Records from a collection of figures:
#####

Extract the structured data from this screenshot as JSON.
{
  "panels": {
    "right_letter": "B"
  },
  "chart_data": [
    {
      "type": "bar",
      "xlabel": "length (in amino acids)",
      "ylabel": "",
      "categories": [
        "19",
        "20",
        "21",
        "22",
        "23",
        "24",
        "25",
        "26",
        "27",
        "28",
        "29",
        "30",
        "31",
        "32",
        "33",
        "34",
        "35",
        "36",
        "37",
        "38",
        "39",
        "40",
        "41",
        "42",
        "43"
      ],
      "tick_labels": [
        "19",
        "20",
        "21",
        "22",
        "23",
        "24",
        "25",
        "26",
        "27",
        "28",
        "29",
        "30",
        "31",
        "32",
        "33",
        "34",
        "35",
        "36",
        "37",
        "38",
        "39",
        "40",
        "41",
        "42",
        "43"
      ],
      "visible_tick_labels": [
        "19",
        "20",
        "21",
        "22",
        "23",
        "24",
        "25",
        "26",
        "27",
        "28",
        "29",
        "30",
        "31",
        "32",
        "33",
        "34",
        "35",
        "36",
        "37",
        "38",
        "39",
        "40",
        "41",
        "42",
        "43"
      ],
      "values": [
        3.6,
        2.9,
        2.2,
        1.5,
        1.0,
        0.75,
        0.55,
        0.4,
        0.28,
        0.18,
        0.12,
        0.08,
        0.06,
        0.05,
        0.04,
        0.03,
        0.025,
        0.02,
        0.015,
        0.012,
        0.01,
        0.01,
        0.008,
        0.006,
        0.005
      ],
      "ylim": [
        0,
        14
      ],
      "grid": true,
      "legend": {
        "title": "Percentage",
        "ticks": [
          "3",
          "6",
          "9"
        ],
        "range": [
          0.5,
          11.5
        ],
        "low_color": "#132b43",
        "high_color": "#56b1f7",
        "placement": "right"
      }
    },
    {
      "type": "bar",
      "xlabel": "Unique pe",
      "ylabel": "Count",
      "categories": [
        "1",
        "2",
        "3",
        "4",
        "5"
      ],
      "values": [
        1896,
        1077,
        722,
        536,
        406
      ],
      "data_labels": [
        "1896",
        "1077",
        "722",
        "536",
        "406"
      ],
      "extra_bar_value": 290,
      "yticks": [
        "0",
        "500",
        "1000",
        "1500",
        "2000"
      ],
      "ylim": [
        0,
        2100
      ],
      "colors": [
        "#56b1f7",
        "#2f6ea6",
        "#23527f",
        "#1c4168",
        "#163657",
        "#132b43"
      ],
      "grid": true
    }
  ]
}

#####

▸ Written request
Your task is to quote the listing above word for word.

▸ Solution to this exercise
Extract the structured data from this screenshot as JSON.
{
  "panels": {
    "right_letter": "B"
  },
  "chart_data": [
    {
      "type": "bar",
      "xlabel": "length (in amino acids)",
      "ylabel": "",
      "categories": [
        "19",
        "20",
        "21",
        "22",
        "23",
        "24",
        "25",
        "26",
        "27",
        "28",
        "29",
        "30",
        "31",
        "32",
        "33",
        "34",
        "35",
        "36",
        "37",
        "38",
        "39",
        "40",
        "41",
        "42",
        "43"
      ],
      "tick_labels": [
        "19",
        "20",
        "21",
        "22",
        "23",
        "24",
        "25",
        "26",
        "27",
        "28",
        "29",
        "30",
        "31",
        "32",
        "33",
        "34",
        "35",
        "36",
        "37",
        "38",
        "39",
        "40",
        "41",
        "42",
        "43"
      ],
      "visible_tick_labels": [
        "19",
        "20",
        "21",
        "22",
        "23",
        "24",
        "25",
        "26",
        "27",
        "28",
        "29",
        "30",
        "31",
        "32",
        "33",
        "34",
        "35",
        "36",
        "37",
        "38",
        "39",
        "40",
        "41",
        "42",
        "43"
      ],
      "values": [
        3.6,
        2.9,
        2.2,
        1.5,
        1.0,
        0.75,
        0.55,
        0.4,
        0.28,
        0.18,
        0.12,
        0.08,
        0.06,
        0.05,
        0.04,
        0.03,
        0.025,
        0.02,
        0.015,
        0.012,
        0.01,
        0.01,
        0.008,
        0.006,
        0.005
      ],
      "ylim": [
        0,
        14
      ],
      "grid": true,
      "legend": {
        "title": "Percentage",
        "ticks": [
          "3",
          "6",
          "9"
        ],
        "range": [
          0.5,
          11.5
        ],
        "low_color": "#132b43",
        "high_color": "#56b1f7",
        "placement": "right"
      }
    },
    {
      "type": "bar",
      "xlabel": "Unique pe",
      "ylabel": "Count",
      "categories": [
        "1",
        "2",
        "3",
        "4",
        "5"
      ],
      "values": [
        1896,
        1077,
        722,
        536,
        406
      ],
      "data_labels": [
        "1896",
        "1077",
        "722",
        "536",
        "406"
      ],
      "extra_bar_value": 290,
      "yticks": [
        "0",
        "500",
        "1000",
        "1500",
        "2000"
      ],
      "ylim": [
        0,
        2100
      ],
      "colors": [
        "#56b1f7",
        "#2f6ea6",
        "#23527f",
        "#1c4168",
        "#163657",
        "#132b43"
      ],
      "grid": true
    }
  ]
}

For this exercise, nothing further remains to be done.